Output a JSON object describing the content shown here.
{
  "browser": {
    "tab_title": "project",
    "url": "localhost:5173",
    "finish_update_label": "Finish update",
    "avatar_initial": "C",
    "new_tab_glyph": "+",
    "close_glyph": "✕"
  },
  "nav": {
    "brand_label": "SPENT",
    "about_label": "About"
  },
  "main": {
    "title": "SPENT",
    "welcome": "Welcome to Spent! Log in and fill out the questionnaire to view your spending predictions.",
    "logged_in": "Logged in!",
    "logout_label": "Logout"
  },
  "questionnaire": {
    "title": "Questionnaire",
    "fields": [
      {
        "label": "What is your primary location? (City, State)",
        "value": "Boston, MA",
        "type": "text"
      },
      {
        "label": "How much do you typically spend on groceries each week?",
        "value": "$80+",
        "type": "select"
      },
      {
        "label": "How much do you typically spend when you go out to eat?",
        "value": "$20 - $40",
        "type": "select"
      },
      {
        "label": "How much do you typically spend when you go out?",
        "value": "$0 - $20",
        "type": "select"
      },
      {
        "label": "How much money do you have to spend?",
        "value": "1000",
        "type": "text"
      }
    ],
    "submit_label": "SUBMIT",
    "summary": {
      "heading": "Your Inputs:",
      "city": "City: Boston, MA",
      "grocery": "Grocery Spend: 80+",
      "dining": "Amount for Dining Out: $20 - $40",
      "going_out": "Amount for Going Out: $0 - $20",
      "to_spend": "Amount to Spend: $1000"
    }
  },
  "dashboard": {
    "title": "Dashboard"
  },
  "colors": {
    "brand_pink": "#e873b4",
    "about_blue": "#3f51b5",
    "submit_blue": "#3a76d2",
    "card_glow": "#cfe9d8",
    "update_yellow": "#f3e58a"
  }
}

• _TASK INSTRUCTIONS_: Extract, word for word, each line of the listing above.

• _COMPLETED EXERCISE_:
Output a JSON object describing the content shown here.
{
  "browser": {
    "tab_title": "project",
    "url": "localhost:5173",
    "finish_update_label": "Finish update",
    "avatar_initial": "C",
    "new_tab_glyph": "+",
    "close_glyph": "✕"
  },
  "nav": {
    "brand_label": "SPENT",
    "about_label": "About"
  },
  "main": {
    "title": "SPENT",
    "welcome": "Welcome to Spent! Log in and fill out the questionnaire to view your spending predictions.",
    "logged_in": "Logged in!",
    "logout_label": "Logout"
  },
  "questionnaire": {
    "title": "Questionnaire",
    "fields": [
      {
        "label": "What is your primary location? (City, State)",
        "value": "Boston, MA",
        "type": "text"
      },
      {
        "label": "How much do you typically spend on groceries each week?",
        "value": "$80+",
        "type": "select"
      },
      {
        "label": "How much do you typically spend when you go out to eat?",
        "value": "$20 - $40",
        "type": "select"
      },
      {
        "label": "How much do you typically spend when you go out?",
        "value": "$0 - $20",
        "type": "select"
      },
      {
        "label": "How much money do you have to spend?",
        "value": "1000",
        "type": "text"
      }
    ],
    "submit_label": "SUBMIT",
    "summary": {
      "heading": "Your Inputs:",
      "city": "City: Boston, MA",
      "grocery": "Grocery Spend: 80+",
      "dining": "Amount for Dining Out: $20 - $40",
      "going_out": "Amount for Going Out: $0 - $20",
      "to_spend": "Amount to Spend: $1000"
    }
  },
  "dashboard": {
    "title": "Dashboard"
  },
  "colors": {
    "brand_pink": "#e873b4",
    "about_blue": "#3f51b5",
    "submit_blue": "#3a76d2",
    "card_glow": "#cfe9d8",
    "update_yellow": "#f3e58a"
  }
}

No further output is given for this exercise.